Identify each line below containing the string "text" and copy it.

→ **DATA SECTION**:
::::::::

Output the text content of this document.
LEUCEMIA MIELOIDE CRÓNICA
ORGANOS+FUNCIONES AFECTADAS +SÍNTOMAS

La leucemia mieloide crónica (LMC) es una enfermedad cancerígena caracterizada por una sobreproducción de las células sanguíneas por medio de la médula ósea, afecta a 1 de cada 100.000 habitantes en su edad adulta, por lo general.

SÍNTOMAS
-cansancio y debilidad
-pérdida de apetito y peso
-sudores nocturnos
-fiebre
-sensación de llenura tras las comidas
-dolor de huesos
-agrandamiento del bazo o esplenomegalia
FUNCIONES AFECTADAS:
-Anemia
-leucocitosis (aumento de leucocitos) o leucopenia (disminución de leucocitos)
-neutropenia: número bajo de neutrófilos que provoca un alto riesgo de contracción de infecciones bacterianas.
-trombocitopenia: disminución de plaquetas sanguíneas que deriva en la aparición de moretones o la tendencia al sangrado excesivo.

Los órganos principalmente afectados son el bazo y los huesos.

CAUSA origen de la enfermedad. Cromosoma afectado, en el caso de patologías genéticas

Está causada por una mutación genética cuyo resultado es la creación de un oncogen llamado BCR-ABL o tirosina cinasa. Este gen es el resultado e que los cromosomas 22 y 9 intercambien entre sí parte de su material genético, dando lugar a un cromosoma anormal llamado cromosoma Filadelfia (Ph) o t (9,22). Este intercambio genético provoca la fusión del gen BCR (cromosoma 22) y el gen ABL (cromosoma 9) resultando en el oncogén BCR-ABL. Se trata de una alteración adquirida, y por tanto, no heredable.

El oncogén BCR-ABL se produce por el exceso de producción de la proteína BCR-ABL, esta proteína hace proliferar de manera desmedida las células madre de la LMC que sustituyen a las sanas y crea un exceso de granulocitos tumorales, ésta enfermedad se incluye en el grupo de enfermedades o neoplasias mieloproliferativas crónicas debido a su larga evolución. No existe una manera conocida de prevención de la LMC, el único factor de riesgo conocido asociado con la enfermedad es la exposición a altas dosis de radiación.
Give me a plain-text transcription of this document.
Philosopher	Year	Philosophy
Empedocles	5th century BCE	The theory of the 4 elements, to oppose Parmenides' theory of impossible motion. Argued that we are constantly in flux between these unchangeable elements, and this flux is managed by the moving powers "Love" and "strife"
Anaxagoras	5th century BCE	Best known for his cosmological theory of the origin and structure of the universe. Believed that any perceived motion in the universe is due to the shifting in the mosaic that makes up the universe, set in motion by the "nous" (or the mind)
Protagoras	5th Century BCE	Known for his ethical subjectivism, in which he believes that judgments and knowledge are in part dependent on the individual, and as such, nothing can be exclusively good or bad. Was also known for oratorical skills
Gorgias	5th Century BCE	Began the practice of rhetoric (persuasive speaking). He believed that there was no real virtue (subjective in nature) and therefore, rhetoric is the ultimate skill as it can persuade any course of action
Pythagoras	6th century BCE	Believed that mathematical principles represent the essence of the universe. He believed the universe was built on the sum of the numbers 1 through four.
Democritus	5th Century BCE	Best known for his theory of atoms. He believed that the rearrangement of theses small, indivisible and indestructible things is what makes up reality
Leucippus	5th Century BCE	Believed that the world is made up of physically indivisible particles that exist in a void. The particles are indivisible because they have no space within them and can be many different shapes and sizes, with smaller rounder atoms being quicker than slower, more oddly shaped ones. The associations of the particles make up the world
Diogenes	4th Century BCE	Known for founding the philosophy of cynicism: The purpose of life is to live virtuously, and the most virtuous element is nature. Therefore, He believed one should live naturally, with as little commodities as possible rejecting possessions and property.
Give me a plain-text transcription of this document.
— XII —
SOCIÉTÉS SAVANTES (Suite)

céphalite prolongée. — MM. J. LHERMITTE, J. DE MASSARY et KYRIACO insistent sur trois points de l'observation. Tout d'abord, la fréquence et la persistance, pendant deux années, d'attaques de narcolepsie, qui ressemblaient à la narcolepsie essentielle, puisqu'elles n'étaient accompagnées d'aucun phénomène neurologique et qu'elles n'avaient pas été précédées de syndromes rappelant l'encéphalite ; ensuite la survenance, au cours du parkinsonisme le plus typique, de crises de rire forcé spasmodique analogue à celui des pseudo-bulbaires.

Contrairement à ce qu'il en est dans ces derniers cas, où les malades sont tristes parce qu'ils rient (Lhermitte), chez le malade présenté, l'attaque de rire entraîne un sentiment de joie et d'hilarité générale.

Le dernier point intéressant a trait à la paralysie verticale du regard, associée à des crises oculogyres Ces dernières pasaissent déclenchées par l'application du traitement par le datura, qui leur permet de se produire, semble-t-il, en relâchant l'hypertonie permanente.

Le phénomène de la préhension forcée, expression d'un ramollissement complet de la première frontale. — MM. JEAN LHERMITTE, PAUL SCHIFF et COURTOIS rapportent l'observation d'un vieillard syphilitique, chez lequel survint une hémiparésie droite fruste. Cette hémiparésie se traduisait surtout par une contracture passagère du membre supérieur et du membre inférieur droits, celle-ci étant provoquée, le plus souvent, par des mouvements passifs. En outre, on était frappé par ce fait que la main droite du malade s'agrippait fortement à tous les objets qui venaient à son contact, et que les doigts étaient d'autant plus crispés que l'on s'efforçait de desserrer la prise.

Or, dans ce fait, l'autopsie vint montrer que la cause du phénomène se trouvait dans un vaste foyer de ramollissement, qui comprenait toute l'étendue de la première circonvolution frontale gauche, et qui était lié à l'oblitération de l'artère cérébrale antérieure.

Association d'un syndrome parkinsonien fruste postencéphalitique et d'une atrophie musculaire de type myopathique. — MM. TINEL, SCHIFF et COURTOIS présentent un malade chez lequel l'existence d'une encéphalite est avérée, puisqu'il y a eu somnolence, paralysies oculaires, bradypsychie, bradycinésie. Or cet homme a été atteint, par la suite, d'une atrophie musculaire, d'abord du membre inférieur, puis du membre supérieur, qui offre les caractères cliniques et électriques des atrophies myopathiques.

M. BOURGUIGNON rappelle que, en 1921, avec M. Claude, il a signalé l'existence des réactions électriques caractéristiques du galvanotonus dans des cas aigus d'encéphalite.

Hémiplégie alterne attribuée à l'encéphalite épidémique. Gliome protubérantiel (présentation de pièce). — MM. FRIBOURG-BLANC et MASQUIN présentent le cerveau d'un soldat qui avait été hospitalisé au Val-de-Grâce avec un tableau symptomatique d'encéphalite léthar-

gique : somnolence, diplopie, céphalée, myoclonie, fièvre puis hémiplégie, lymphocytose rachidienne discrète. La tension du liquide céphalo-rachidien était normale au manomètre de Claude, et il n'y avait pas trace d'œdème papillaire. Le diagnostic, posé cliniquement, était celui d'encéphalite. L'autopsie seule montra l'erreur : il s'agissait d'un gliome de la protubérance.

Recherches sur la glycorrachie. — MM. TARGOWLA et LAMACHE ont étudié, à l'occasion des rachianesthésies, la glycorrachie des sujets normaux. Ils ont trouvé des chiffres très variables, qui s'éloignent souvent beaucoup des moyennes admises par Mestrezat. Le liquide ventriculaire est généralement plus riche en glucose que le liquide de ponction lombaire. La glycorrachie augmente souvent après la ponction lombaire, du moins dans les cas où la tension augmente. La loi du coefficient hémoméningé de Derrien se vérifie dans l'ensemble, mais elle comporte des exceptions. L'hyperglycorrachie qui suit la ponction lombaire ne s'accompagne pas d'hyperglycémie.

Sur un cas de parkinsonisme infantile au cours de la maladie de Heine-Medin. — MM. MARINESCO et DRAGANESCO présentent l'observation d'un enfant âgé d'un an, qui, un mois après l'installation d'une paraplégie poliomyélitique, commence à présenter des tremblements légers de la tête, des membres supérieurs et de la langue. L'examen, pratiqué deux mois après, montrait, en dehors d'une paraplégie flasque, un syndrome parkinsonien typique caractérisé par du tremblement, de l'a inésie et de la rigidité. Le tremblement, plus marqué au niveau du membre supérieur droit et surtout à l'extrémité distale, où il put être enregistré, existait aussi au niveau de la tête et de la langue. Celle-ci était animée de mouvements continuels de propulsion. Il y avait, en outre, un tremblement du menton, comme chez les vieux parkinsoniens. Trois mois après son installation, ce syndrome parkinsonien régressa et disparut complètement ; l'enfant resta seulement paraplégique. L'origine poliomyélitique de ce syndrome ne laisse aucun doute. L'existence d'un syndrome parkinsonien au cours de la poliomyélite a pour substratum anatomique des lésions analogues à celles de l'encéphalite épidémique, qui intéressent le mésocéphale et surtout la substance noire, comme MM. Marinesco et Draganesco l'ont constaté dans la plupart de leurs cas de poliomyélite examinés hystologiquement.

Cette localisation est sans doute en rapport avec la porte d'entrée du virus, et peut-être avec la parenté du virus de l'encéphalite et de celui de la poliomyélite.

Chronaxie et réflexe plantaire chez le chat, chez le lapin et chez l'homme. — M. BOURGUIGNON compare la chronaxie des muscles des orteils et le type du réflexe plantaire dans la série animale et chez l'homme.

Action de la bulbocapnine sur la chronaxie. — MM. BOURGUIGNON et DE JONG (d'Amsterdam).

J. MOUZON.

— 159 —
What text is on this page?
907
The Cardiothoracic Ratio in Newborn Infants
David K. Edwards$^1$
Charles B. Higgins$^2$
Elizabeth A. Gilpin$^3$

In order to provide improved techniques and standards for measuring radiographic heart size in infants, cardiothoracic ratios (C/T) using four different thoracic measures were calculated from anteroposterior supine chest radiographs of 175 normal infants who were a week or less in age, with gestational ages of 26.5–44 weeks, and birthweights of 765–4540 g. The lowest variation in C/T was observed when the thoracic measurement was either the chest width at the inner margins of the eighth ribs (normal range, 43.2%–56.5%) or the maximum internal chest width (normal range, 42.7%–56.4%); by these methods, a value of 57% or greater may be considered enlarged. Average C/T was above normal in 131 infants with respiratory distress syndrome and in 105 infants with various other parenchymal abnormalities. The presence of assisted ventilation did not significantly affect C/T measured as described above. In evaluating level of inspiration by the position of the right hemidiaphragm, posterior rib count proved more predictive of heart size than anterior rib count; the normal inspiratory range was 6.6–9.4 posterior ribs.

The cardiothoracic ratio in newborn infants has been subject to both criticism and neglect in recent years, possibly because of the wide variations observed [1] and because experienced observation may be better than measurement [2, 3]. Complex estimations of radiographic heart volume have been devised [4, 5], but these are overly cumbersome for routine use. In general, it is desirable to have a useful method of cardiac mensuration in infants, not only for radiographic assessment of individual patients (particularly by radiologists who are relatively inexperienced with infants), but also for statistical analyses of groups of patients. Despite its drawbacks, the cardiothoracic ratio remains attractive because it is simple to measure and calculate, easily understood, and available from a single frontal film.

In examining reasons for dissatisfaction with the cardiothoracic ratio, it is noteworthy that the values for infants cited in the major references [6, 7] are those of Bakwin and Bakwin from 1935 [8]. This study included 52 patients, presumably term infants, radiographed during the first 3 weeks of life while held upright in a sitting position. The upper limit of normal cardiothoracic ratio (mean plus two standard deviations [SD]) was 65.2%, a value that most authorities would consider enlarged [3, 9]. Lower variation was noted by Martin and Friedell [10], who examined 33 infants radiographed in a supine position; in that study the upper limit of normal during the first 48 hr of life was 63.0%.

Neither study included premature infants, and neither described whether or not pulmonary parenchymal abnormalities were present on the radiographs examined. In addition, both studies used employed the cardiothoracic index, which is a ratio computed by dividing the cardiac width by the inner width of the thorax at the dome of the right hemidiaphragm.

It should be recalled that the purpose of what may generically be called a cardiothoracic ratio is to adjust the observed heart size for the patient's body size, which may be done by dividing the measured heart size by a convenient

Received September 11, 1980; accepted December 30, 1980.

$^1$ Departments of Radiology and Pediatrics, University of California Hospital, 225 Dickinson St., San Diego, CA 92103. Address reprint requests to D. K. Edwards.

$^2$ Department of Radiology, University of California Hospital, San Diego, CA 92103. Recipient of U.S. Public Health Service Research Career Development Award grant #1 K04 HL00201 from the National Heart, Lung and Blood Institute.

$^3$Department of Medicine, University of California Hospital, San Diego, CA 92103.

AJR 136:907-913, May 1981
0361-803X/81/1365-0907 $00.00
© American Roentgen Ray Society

::::::::

→ **EXERCISE ANSWER**:
Output the text content of this document.
Give me a plain-text transcription of this document.
Give me a plain-text transcription of this document.
What text is on this page?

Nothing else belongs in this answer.